**** DATASET ENTRIES ****
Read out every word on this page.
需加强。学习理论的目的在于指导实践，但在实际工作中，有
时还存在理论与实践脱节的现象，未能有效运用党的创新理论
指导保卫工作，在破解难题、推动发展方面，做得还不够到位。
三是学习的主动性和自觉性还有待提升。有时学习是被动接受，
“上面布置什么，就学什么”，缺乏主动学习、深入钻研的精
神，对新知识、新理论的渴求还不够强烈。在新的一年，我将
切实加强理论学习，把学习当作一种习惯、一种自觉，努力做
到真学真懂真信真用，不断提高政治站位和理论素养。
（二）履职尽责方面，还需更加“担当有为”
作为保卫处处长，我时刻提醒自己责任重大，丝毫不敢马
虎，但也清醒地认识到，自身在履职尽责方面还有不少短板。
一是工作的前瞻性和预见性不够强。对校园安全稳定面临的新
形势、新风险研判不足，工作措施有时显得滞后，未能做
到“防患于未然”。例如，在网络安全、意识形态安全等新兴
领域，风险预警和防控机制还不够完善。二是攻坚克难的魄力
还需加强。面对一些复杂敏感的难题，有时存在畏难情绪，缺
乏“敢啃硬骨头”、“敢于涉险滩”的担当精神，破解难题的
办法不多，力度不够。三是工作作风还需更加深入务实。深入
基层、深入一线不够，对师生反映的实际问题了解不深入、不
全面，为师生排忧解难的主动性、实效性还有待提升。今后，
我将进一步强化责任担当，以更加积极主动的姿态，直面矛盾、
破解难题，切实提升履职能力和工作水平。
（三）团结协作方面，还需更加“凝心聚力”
****
TASK DESCRIPTION.
What is needed here is an exact reproduction of all the entries.

OUTPUT BELOW.
Read out every word on this page.
需加强。学习理论的目的在于指导实践，但在实际工作中，有
时还存在理论与实践脱节的现象，未能有效运用党的创新理论
指导保卫工作，在破解难题、推动发展方面，做得还不够到位。
三是学习的主动性和自觉性还有待提升。有时学习是被动接受，
“上面布置什么，就学什么”，缺乏主动学习、深入钻研的精
神，对新知识、新理论的渴求还不够强烈。在新的一年，我将
切实加强理论学习，把学习当作一种习惯、一种自觉，努力做
到真学真懂真信真用，不断提高政治站位和理论素养。
（二）履职尽责方面，还需更加“担当有为”
作为保卫处处长，我时刻提醒自己责任重大，丝毫不敢马
虎，但也清醒地认识到，自身在履职尽责方面还有不少短板。
一是工作的前瞻性和预见性不够强。对校园安全稳定面临的新
形势、新风险研判不足，工作措施有时显得滞后，未能做
到“防患于未然”。例如，在网络安全、意识形态安全等新兴
领域，风险预警和防控机制还不够完善。二是攻坚克难的魄力
还需加强。面对一些复杂敏感的难题，有时存在畏难情绪，缺
乏“敢啃硬骨头”、“敢于涉险滩”的担当精神，破解难题的
办法不多，力度不够。三是工作作风还需更加深入务实。深入
基层、深入一线不够，对师生反映的实际问题了解不深入、不
全面，为师生排忧解难的主动性、实效性还有待提升。今后，
我将进一步强化责任担当，以更加积极主动的姿态，直面矛盾、
破解难题，切实提升履职能力和工作水平。
（三）团结协作方面，还需更加“凝心聚力”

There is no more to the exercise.